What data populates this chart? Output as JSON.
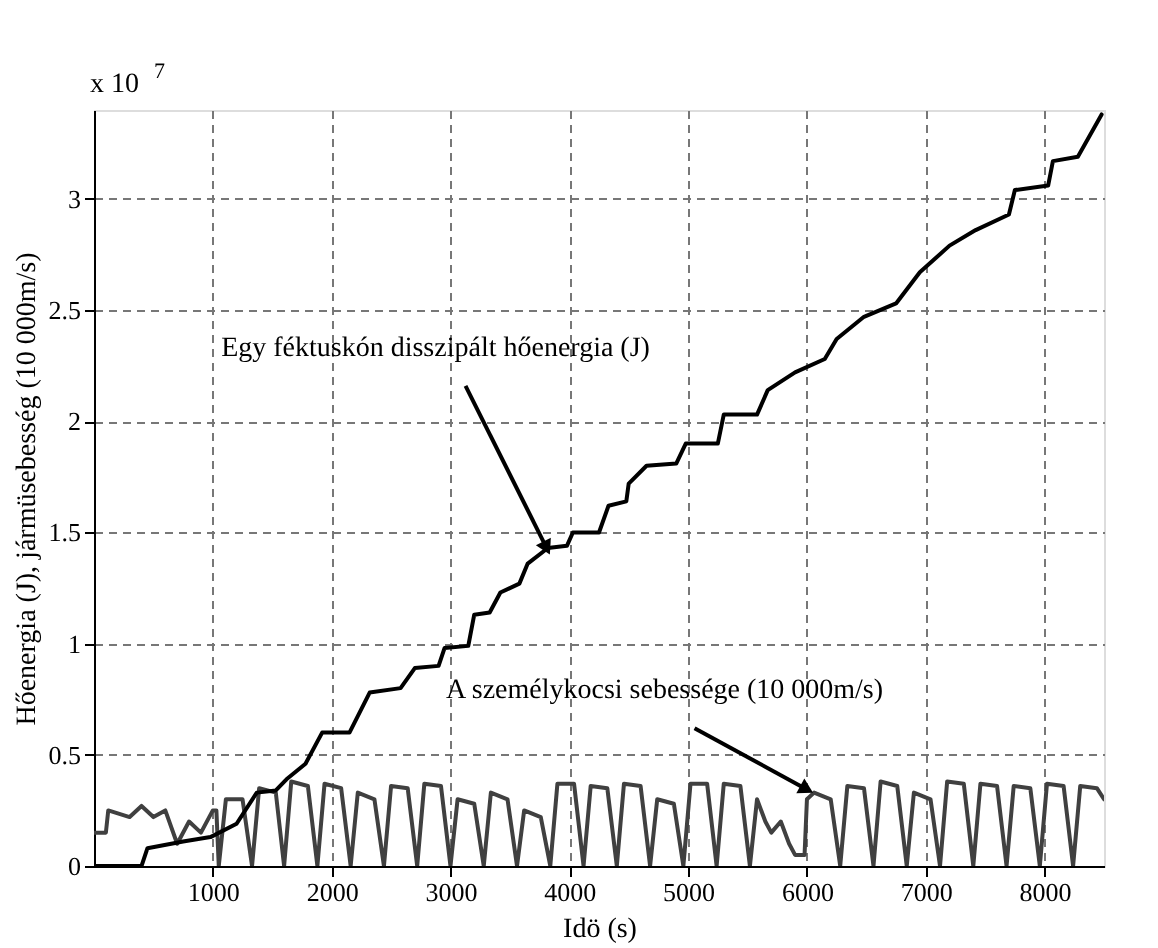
{
  "chart_data": {
    "type": "line",
    "xlabel": "Idö (s)",
    "ylabel": "Hőenergia (J), jármüsebesség (10 000m/s)",
    "xlim": [
      0,
      8500
    ],
    "ylim": [
      0,
      3.4
    ],
    "xticks": [
      1000,
      2000,
      3000,
      4000,
      5000,
      6000,
      7000,
      8000
    ],
    "yticks": [
      0,
      0.5,
      1,
      1.5,
      2,
      2.5,
      3
    ],
    "grid": true,
    "legend": false,
    "marker": "none",
    "line_style": "solid",
    "annotations": [
      "x 10$^{7}$",
      {
        "text": "Egy féktuskón disszipált hőenergia (J)",
        "x": 3800,
        "y": 1.44
      },
      {
        "text": "A személykocsi sebessége (10 000m/s)",
        "x": 5980,
        "y": 0.35
      }
    ],
    "series": [
      {
        "color": "#404040",
        "x": [
          0,
          100,
          120,
          300,
          400,
          500,
          600,
          700,
          800,
          900,
          1000,
          1030,
          1050,
          1110,
          1250,
          1330,
          1390,
          1530,
          1600,
          1660,
          1800,
          1880,
          1940,
          2080,
          2160,
          2220,
          2360,
          2440,
          2500,
          2640,
          2720,
          2780,
          2920,
          3000,
          3060,
          3200,
          3280,
          3340,
          3480,
          3560,
          3620,
          3760,
          3840,
          3900,
          4040,
          4120,
          4180,
          4320,
          4400,
          4460,
          4600,
          4680,
          4740,
          4880,
          4960,
          5020,
          5160,
          5240,
          5300,
          5440,
          5520,
          5580,
          5650,
          5700,
          5780,
          5850,
          5900,
          5980,
          6000,
          6060,
          6200,
          6280,
          6340,
          6480,
          6560,
          6620,
          6760,
          6840,
          6900,
          7040,
          7120,
          7180,
          7320,
          7400,
          7460,
          7600,
          7680,
          7740,
          7880,
          7960,
          8020,
          8160,
          8240,
          8300,
          8440,
          8500
        ],
        "values": [
          0.15,
          0.15,
          0.25,
          0.22,
          0.27,
          0.22,
          0.25,
          0.1,
          0.2,
          0.15,
          0.25,
          0.25,
          0.0,
          0.3,
          0.3,
          0.0,
          0.35,
          0.33,
          0.0,
          0.38,
          0.36,
          0.0,
          0.37,
          0.35,
          0.0,
          0.33,
          0.3,
          0.0,
          0.36,
          0.35,
          0.0,
          0.37,
          0.36,
          0.0,
          0.3,
          0.28,
          0.0,
          0.33,
          0.3,
          0.0,
          0.25,
          0.22,
          0.0,
          0.37,
          0.37,
          0.0,
          0.36,
          0.35,
          0.0,
          0.37,
          0.36,
          0.0,
          0.3,
          0.28,
          0.0,
          0.37,
          0.37,
          0.0,
          0.37,
          0.36,
          0.0,
          0.3,
          0.2,
          0.15,
          0.2,
          0.1,
          0.05,
          0.05,
          0.3,
          0.33,
          0.3,
          0.0,
          0.36,
          0.35,
          0.0,
          0.38,
          0.36,
          0.0,
          0.33,
          0.3,
          0.0,
          0.38,
          0.37,
          0.0,
          0.37,
          0.36,
          0.0,
          0.36,
          0.35,
          0.0,
          0.37,
          0.36,
          0.0,
          0.36,
          0.35,
          0.3
        ]
      },
      {
        "color": "#000000",
        "x": [
          0,
          400,
          450,
          750,
          980,
          1200,
          1370,
          1530,
          1620,
          1780,
          1920,
          2150,
          2320,
          2580,
          2700,
          2900,
          2950,
          3150,
          3200,
          3330,
          3420,
          3580,
          3650,
          3820,
          3980,
          4030,
          4250,
          4330,
          4480,
          4500,
          4650,
          4900,
          4980,
          5250,
          5300,
          5580,
          5670,
          5900,
          6150,
          6250,
          6480,
          6750,
          6950,
          7200,
          7420,
          7700,
          7750,
          8030,
          8070,
          8280,
          8480
        ],
        "values": [
          0,
          0,
          0.08,
          0.11,
          0.13,
          0.19,
          0.33,
          0.34,
          0.39,
          0.46,
          0.6,
          0.6,
          0.78,
          0.8,
          0.89,
          0.9,
          0.98,
          0.99,
          1.13,
          1.14,
          1.23,
          1.27,
          1.36,
          1.43,
          1.44,
          1.5,
          1.5,
          1.62,
          1.64,
          1.72,
          1.8,
          1.81,
          1.9,
          1.9,
          2.03,
          2.03,
          2.14,
          2.22,
          2.28,
          2.37,
          2.47,
          2.53,
          2.67,
          2.79,
          2.86,
          2.93,
          3.04,
          3.06,
          3.17,
          3.19,
          3.38
        ]
      }
    ]
  }
}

================================

Return each line of the data, keeping its wording exact and omitting pictures.

- **Solved problem**
What data populates this chart? Output as JSON.
{
  "chart_data": {
    "type": "line",
    "xlabel": "Idö (s)",
    "ylabel": "Hőenergia (J), jármüsebesség (10 000m/s)",
    "xlim": [
      0,
      8500
    ],
    "ylim": [
      0,
      3.4
    ],
    "xticks": [
      1000,
      2000,
      3000,
      4000,
      5000,
      6000,
      7000,
      8000
    ],
    "yticks": [
      0,
      0.5,
      1,
      1.5,
      2,
      2.5,
      3
    ],
    "grid": true,
    "legend": false,
    "marker": "none",
    "line_style": "solid",
    "annotations": [
      "x 10$^{7}$",
      {
        "text": "Egy féktuskón disszipált hőenergia (J)",
        "x": 3800,
        "y": 1.44
      },
      {
        "text": "A személykocsi sebessége (10 000m/s)",
        "x": 5980,
        "y": 0.35
      }
    ],
    "series": [
      {
        "color": "#404040",
        "x": [
          0,
          100,
          120,
          300,
          400,
          500,
          600,
          700,
          800,
          900,
          1000,
          1030,
          1050,
          1110,
          1250,
          1330,
          1390,
          1530,
          1600,
          1660,
          1800,
          1880,
          1940,
          2080,
          2160,
          2220,
          2360,
          2440,
          2500,
          2640,
          2720,
          2780,
          2920,
          3000,
          3060,
          3200,
          3280,
          3340,
          3480,
          3560,
          3620,
          3760,
          3840,
          3900,
          4040,
          4120,
          4180,
          4320,
          4400,
          4460,
          4600,
          4680,
          4740,
          4880,
          4960,
          5020,
          5160,
          5240,
          5300,
          5440,
          5520,
          5580,
          5650,
          5700,
          5780,
          5850,
          5900,
          5980,
          6000,
          6060,
          6200,
          6280,
          6340,
          6480,
          6560,
          6620,
          6760,
          6840,
          6900,
          7040,
          7120,
          7180,
          7320,
          7400,
          7460,
          7600,
          7680,
          7740,
          7880,
          7960,
          8020,
          8160,
          8240,
          8300,
          8440,
          8500
        ],
        "values": [
          0.15,
          0.15,
          0.25,
          0.22,
          0.27,
          0.22,
          0.25,
          0.1,
          0.2,
          0.15,
          0.25,
          0.25,
          0.0,
          0.3,
          0.3,
          0.0,
          0.35,
          0.33,
          0.0,
          0.38,
          0.36,
          0.0,
          0.37,
          0.35,
          0.0,
          0.33,
          0.3,
          0.0,
          0.36,
          0.35,
          0.0,
          0.37,
          0.36,
          0.0,
          0.3,
          0.28,
          0.0,
          0.33,
          0.3,
          0.0,
          0.25,
          0.22,
          0.0,
          0.37,
          0.37,
          0.0,
          0.36,
          0.35,
          0.0,
          0.37,
          0.36,
          0.0,
          0.3,
          0.28,
          0.0,
          0.37,
          0.37,
          0.0,
          0.37,
          0.36,
          0.0,
          0.3,
          0.2,
          0.15,
          0.2,
          0.1,
          0.05,
          0.05,
          0.3,
          0.33,
          0.3,
          0.0,
          0.36,
          0.35,
          0.0,
          0.38,
          0.36,
          0.0,
          0.33,
          0.3,
          0.0,
          0.38,
          0.37,
          0.0,
          0.37,
          0.36,
          0.0,
          0.36,
          0.35,
          0.0,
          0.37,
          0.36,
          0.0,
          0.36,
          0.35,
          0.3
        ]
      },
      {
        "color": "#000000",
        "x": [
          0,
          400,
          450,
          750,
          980,
          1200,
          1370,
          1530,
          1620,
          1780,
          1920,
          2150,
          2320,
          2580,
          2700,
          2900,
          2950,
          3150,
          3200,
          3330,
          3420,
          3580,
          3650,
          3820,
          3980,
          4030,
          4250,
          4330,
          4480,
          4500,
          4650,
          4900,
          4980,
          5250,
          5300,
          5580,
          5670,
          5900,
          6150,
          6250,
          6480,
          6750,
          6950,
          7200,
          7420,
          7700,
          7750,
          8030,
          8070,
          8280,
          8480
        ],
        "values": [
          0,
          0,
          0.08,
          0.11,
          0.13,
          0.19,
          0.33,
          0.34,
          0.39,
          0.46,
          0.6,
          0.6,
          0.78,
          0.8,
          0.89,
          0.9,
          0.98,
          0.99,
          1.13,
          1.14,
          1.23,
          1.27,
          1.36,
          1.43,
          1.44,
          1.5,
          1.5,
          1.62,
          1.64,
          1.72,
          1.8,
          1.81,
          1.9,
          1.9,
          2.03,
          2.03,
          2.14,
          2.22,
          2.28,
          2.37,
          2.47,
          2.53,
          2.67,
          2.79,
          2.86,
          2.93,
          3.04,
          3.06,
          3.17,
          3.19,
          3.38
        ]
      }
    ]
  }
}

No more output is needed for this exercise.